[BEGIN]

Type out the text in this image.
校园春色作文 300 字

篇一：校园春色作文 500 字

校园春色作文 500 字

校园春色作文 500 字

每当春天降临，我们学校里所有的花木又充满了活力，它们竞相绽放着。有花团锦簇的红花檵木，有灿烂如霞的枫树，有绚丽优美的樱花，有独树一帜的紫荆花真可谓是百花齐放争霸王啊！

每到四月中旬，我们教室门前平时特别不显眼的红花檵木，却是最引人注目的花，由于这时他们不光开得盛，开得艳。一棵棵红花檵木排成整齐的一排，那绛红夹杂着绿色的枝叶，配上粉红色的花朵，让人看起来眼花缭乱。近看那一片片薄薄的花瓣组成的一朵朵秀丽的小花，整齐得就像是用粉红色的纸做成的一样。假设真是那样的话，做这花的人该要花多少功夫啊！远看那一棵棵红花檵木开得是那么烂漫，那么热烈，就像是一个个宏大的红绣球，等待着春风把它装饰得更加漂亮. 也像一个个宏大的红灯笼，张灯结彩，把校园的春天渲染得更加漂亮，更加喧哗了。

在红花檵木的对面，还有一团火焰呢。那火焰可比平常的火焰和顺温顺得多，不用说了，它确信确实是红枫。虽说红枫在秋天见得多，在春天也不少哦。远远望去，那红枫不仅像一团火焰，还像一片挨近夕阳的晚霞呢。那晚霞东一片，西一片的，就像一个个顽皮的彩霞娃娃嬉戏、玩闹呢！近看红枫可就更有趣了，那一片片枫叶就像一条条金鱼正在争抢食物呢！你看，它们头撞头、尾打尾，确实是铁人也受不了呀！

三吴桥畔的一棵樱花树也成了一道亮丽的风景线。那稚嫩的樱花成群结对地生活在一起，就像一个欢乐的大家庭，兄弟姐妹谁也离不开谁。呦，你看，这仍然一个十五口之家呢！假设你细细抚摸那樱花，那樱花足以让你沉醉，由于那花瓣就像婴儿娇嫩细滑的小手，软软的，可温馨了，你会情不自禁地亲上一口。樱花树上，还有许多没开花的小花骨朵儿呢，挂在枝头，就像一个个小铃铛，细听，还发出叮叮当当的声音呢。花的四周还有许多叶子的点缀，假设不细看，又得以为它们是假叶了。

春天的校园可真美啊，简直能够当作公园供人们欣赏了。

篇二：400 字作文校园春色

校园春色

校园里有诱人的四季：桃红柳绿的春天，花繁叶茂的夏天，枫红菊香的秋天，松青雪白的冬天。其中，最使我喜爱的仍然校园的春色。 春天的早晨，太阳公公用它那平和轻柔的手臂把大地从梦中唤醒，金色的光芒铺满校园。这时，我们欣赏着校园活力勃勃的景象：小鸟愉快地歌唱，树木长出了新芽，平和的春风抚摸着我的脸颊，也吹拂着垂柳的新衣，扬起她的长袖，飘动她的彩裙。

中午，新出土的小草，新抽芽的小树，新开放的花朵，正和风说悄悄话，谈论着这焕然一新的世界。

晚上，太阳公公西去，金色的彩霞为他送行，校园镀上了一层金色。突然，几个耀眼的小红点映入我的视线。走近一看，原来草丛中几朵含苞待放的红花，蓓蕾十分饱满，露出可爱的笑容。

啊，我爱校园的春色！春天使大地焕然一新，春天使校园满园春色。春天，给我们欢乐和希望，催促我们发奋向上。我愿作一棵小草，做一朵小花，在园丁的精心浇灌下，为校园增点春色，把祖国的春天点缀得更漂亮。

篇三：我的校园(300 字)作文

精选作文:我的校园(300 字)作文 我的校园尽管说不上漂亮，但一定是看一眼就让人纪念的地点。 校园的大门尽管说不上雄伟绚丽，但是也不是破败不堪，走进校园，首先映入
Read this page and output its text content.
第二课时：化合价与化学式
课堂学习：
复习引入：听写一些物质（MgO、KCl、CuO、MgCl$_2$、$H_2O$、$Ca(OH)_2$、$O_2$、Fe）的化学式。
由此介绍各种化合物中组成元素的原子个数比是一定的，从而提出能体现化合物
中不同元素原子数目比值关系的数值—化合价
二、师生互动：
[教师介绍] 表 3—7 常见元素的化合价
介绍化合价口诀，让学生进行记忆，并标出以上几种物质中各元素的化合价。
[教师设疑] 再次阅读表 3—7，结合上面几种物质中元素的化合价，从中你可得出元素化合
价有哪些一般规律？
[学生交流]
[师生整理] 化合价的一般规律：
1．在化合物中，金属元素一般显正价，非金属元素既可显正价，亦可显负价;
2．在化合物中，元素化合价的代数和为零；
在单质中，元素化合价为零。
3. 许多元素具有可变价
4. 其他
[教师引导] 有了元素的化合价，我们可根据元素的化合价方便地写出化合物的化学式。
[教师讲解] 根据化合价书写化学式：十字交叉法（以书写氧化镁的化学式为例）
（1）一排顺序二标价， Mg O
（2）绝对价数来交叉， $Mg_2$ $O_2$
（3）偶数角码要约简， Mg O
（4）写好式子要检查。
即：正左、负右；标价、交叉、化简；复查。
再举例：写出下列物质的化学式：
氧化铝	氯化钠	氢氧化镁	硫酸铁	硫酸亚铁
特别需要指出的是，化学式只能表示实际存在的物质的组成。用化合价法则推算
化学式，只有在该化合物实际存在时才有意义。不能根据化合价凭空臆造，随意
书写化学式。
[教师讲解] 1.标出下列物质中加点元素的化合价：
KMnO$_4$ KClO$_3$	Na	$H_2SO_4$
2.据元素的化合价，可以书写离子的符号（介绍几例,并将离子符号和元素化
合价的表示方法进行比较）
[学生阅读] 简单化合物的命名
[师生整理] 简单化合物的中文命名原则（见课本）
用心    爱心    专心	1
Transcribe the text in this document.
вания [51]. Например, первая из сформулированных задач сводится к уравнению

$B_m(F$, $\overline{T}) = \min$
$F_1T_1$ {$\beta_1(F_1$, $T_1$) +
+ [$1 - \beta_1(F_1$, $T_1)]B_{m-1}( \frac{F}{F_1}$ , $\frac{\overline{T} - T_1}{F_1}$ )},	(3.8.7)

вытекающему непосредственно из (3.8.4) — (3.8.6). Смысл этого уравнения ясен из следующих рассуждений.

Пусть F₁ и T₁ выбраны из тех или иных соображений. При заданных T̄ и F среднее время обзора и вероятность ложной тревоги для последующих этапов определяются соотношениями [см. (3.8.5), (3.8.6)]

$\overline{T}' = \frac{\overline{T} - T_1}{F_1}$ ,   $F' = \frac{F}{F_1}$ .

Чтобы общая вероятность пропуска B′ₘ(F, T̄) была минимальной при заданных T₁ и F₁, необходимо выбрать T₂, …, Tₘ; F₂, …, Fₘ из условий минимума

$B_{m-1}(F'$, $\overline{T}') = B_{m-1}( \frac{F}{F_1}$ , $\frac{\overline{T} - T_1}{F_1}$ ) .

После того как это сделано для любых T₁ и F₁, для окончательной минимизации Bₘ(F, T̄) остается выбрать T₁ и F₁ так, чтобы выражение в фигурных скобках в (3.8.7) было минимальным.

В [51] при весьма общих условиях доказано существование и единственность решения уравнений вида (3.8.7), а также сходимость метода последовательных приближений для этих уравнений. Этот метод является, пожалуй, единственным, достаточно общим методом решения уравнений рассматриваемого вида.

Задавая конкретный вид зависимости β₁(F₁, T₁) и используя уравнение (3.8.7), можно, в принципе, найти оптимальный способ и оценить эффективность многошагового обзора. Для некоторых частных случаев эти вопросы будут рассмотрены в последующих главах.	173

[END]

▶ [Prompt]: Display every line of the listing that contains the string "text".

▶ [Result of the exercise]:
Type out the text in this image.
Read this page and output its text content.
Transcribe the text in this document.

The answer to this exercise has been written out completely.